**STATED EXERCISE:**
Every entry that follows should be reproduced exactly.

**EXTRACTED INFORMATION:**
━━━━━━━━
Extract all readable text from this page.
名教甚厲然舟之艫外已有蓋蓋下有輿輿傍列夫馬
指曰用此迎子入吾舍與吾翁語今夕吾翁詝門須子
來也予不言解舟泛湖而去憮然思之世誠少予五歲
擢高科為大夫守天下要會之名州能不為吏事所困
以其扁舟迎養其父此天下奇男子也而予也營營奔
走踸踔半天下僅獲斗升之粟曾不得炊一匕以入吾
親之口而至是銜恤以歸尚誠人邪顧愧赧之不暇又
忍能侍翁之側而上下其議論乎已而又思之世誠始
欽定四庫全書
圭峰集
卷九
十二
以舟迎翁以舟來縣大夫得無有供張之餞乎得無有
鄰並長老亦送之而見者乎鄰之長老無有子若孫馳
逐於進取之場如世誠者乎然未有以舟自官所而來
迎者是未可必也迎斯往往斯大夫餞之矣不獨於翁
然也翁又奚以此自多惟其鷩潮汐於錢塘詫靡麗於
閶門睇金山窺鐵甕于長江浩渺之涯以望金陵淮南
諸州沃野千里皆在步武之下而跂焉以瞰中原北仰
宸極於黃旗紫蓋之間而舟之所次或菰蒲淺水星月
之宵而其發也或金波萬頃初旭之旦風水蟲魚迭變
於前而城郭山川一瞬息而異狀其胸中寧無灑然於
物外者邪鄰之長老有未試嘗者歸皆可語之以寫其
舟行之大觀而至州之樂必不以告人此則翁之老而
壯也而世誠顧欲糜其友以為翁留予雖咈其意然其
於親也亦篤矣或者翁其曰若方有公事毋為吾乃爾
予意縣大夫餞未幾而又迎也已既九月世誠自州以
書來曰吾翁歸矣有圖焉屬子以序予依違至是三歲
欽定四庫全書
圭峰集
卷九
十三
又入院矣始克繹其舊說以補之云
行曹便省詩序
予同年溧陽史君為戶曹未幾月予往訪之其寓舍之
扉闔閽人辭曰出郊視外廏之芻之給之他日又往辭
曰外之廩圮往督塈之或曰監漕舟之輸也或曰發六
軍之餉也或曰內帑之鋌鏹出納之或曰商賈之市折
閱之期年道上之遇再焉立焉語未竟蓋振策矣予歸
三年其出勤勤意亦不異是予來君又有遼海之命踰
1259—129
━━━━━━━━
**EXERCISE ANSWER:**
Extract all readable text from this page.
名教甚厲然舟之艫外已有蓋蓋下有輿輿傍列夫馬
指曰用此迎子入吾舍與吾翁語今夕吾翁詝門須子
來也予不言解舟泛湖而去憮然思之世誠少予五歲
擢高科為大夫守天下要會之名州能不為吏事所困
以其扁舟迎養其父此天下奇男子也而予也營營奔
走踸踔半天下僅獲斗升之粟曾不得炊一匕以入吾
親之口而至是銜恤以歸尚誠人邪顧愧赧之不暇又
忍能侍翁之側而上下其議論乎已而又思之世誠始
欽定四庫全書
圭峰集
卷九
十二
以舟迎翁以舟來縣大夫得無有供張之餞乎得無有
鄰並長老亦送之而見者乎鄰之長老無有子若孫馳
逐於進取之場如世誠者乎然未有以舟自官所而來
迎者是未可必也迎斯往往斯大夫餞之矣不獨於翁
然也翁又奚以此自多惟其鷩潮汐於錢塘詫靡麗於
閶門睇金山窺鐵甕于長江浩渺之涯以望金陵淮南
諸州沃野千里皆在步武之下而跂焉以瞰中原北仰
宸極於黃旗紫蓋之間而舟之所次或菰蒲淺水星月
之宵而其發也或金波萬頃初旭之旦風水蟲魚迭變
於前而城郭山川一瞬息而異狀其胸中寧無灑然於
物外者邪鄰之長老有未試嘗者歸皆可語之以寫其
舟行之大觀而至州之樂必不以告人此則翁之老而
壯也而世誠顧欲糜其友以為翁留予雖咈其意然其
於親也亦篤矣或者翁其曰若方有公事毋為吾乃爾
予意縣大夫餞未幾而又迎也已既九月世誠自州以
書來曰吾翁歸矣有圖焉屬子以序予依違至是三歲
欽定四庫全書
圭峰集
卷九
十三
又入院矣始克繹其舊說以補之云
行曹便省詩序
予同年溧陽史君為戶曹未幾月予往訪之其寓舍之
扉闔閽人辭曰出郊視外廏之芻之給之他日又往辭
曰外之廩圮往督塈之或曰監漕舟之輸也或曰發六
軍之餉也或曰內帑之鋌鏹出納之或曰商賈之市折
閱之期年道上之遇再焉立焉語未竟蓋振策矣予歸
三年其出勤勤意亦不異是予來君又有遼海之命踰
1259—129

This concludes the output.